**Set problem**
Reproduce all of the data exactly, with no line skipped.

**Stored items**

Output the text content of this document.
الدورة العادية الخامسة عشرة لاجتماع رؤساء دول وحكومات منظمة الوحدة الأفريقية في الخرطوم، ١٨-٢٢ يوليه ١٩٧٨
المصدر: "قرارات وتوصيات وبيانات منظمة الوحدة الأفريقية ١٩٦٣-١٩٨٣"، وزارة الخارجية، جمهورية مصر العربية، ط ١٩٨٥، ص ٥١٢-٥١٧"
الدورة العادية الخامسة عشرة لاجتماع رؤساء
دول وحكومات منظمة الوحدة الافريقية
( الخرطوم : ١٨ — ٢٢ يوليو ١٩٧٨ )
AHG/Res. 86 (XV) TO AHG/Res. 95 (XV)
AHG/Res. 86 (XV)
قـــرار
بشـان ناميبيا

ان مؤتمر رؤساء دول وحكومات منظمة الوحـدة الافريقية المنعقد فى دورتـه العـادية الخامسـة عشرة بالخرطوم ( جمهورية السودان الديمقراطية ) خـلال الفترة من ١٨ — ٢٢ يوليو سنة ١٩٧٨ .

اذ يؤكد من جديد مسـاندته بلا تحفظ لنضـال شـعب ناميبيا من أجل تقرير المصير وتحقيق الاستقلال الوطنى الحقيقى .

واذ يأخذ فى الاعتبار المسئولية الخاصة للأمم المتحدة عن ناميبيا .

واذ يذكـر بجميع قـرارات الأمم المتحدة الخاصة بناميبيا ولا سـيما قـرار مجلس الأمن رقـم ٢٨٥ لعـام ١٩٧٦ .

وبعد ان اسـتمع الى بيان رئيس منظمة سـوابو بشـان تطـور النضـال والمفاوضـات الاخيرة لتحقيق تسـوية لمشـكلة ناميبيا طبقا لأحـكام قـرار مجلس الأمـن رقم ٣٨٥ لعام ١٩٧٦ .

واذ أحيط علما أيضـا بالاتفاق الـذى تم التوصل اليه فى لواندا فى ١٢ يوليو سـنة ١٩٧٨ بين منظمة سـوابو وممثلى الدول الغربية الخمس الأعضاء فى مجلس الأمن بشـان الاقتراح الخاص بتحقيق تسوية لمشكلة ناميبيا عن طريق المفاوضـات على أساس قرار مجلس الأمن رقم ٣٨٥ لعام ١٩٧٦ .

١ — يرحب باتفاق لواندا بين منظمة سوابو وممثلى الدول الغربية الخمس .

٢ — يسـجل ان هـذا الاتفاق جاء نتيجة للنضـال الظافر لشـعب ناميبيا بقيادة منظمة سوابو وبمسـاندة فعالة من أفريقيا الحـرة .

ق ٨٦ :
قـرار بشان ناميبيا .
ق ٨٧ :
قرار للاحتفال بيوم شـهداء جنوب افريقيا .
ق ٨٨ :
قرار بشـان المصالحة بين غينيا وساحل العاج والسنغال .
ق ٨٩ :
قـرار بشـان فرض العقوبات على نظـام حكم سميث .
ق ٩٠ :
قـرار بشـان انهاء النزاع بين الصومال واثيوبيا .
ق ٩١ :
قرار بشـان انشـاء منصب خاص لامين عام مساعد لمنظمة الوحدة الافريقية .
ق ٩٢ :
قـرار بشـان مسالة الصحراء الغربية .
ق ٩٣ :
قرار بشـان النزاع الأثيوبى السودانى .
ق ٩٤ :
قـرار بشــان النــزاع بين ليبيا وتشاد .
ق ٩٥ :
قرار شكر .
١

**The answer**
Output the text content of this document.
الدورة العادية الخامسة عشرة لاجتماع رؤساء دول وحكومات منظمة الوحدة الأفريقية في الخرطوم، ١٨-٢٢ يوليه ١٩٧٨
المصدر: "قرارات وتوصيات وبيانات منظمة الوحدة الأفريقية ١٩٦٣-١٩٨٣"، وزارة الخارجية، جمهورية مصر العربية، ط ١٩٨٥، ص ٥١٢-٥١٧"
الدورة العادية الخامسة عشرة لاجتماع رؤساء
دول وحكومات منظمة الوحدة الافريقية
( الخرطوم : ١٨ — ٢٢ يوليو ١٩٧٨ )
AHG/Res. 86 (XV) TO AHG/Res. 95 (XV)
AHG/Res. 86 (XV)
قـــرار
بشـان ناميبيا

ان مؤتمر رؤساء دول وحكومات منظمة الوحـدة الافريقية المنعقد فى دورتـه العـادية الخامسـة عشرة بالخرطوم ( جمهورية السودان الديمقراطية ) خـلال الفترة من ١٨ — ٢٢ يوليو سنة ١٩٧٨ .

اذ يؤكد من جديد مسـاندته بلا تحفظ لنضـال شـعب ناميبيا من أجل تقرير المصير وتحقيق الاستقلال الوطنى الحقيقى .

واذ يأخذ فى الاعتبار المسئولية الخاصة للأمم المتحدة عن ناميبيا .

واذ يذكـر بجميع قـرارات الأمم المتحدة الخاصة بناميبيا ولا سـيما قـرار مجلس الأمن رقـم ٢٨٥ لعـام ١٩٧٦ .

وبعد ان اسـتمع الى بيان رئيس منظمة سـوابو بشـان تطـور النضـال والمفاوضـات الاخيرة لتحقيق تسـوية لمشـكلة ناميبيا طبقا لأحـكام قـرار مجلس الأمـن رقم ٣٨٥ لعام ١٩٧٦ .

واذ أحيط علما أيضـا بالاتفاق الـذى تم التوصل اليه فى لواندا فى ١٢ يوليو سـنة ١٩٧٨ بين منظمة سـوابو وممثلى الدول الغربية الخمس الأعضاء فى مجلس الأمن بشـان الاقتراح الخاص بتحقيق تسوية لمشكلة ناميبيا عن طريق المفاوضـات على أساس قرار مجلس الأمن رقم ٣٨٥ لعام ١٩٧٦ .

١ — يرحب باتفاق لواندا بين منظمة سوابو وممثلى الدول الغربية الخمس .

٢ — يسـجل ان هـذا الاتفاق جاء نتيجة للنضـال الظافر لشـعب ناميبيا بقيادة منظمة سوابو وبمسـاندة فعالة من أفريقيا الحـرة .

ق ٨٦ :
قـرار بشان ناميبيا .
ق ٨٧ :
قرار للاحتفال بيوم شـهداء جنوب افريقيا .
ق ٨٨ :
قرار بشـان المصالحة بين غينيا وساحل العاج والسنغال .
ق ٨٩ :
قـرار بشـان فرض العقوبات على نظـام حكم سميث .
ق ٩٠ :
قـرار بشـان انهاء النزاع بين الصومال واثيوبيا .
ق ٩١ :
قرار بشـان انشـاء منصب خاص لامين عام مساعد لمنظمة الوحدة الافريقية .
ق ٩٢ :
قـرار بشـان مسالة الصحراء الغربية .
ق ٩٣ :
قرار بشـان النزاع الأثيوبى السودانى .
ق ٩٤ :
قـرار بشــان النــزاع بين ليبيا وتشاد .
ق ٩٥ :
قرار شكر .
١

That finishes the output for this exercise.